◆ EXERCISE DIRECTIONS ◆
Repeat the listing in full, exactly as it stands.

◆ DATASET CONTENT ◆
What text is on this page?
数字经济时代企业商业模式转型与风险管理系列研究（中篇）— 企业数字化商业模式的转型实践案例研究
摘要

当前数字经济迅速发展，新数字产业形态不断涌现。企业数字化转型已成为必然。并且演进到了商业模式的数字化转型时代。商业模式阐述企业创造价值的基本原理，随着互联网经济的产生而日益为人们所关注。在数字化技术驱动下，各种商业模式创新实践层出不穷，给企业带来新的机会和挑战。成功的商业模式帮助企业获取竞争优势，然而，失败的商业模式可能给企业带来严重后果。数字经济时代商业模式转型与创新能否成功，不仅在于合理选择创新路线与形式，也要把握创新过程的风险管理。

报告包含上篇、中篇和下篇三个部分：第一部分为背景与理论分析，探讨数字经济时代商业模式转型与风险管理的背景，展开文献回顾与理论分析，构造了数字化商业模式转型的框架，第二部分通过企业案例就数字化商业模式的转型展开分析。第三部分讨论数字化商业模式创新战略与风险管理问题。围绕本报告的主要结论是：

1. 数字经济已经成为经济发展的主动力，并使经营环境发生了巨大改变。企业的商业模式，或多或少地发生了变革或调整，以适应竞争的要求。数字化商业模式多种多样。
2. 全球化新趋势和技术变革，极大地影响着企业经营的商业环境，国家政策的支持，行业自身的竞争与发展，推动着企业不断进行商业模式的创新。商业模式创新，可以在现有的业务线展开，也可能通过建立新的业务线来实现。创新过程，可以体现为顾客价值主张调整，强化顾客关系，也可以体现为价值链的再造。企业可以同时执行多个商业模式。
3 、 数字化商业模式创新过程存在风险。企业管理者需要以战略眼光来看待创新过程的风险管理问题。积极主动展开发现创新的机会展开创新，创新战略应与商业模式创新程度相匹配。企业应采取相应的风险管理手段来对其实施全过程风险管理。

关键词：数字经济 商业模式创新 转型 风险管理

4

◆ OUTPUT FOR THIS TASK ◆
What text is on this page?
数字经济时代企业商业模式转型与风险管理系列研究（中篇）— 企业数字化商业模式的转型实践案例研究
摘要

当前数字经济迅速发展，新数字产业形态不断涌现。企业数字化转型已成为必然。并且演进到了商业模式的数字化转型时代。商业模式阐述企业创造价值的基本原理，随着互联网经济的产生而日益为人们所关注。在数字化技术驱动下，各种商业模式创新实践层出不穷，给企业带来新的机会和挑战。成功的商业模式帮助企业获取竞争优势，然而，失败的商业模式可能给企业带来严重后果。数字经济时代商业模式转型与创新能否成功，不仅在于合理选择创新路线与形式，也要把握创新过程的风险管理。

报告包含上篇、中篇和下篇三个部分：第一部分为背景与理论分析，探讨数字经济时代商业模式转型与风险管理的背景，展开文献回顾与理论分析，构造了数字化商业模式转型的框架，第二部分通过企业案例就数字化商业模式的转型展开分析。第三部分讨论数字化商业模式创新战略与风险管理问题。围绕本报告的主要结论是：

1. 数字经济已经成为经济发展的主动力，并使经营环境发生了巨大改变。企业的商业模式，或多或少地发生了变革或调整，以适应竞争的要求。数字化商业模式多种多样。
2. 全球化新趋势和技术变革，极大地影响着企业经营的商业环境，国家政策的支持，行业自身的竞争与发展，推动着企业不断进行商业模式的创新。商业模式创新，可以在现有的业务线展开，也可能通过建立新的业务线来实现。创新过程，可以体现为顾客价值主张调整，强化顾客关系，也可以体现为价值链的再造。企业可以同时执行多个商业模式。
3 、 数字化商业模式创新过程存在风险。企业管理者需要以战略眼光来看待创新过程的风险管理问题。积极主动展开发现创新的机会展开创新，创新战略应与商业模式创新程度相匹配。企业应采取相应的风险管理手段来对其实施全过程风险管理。

关键词：数字经济 商业模式创新 转型 风险管理

4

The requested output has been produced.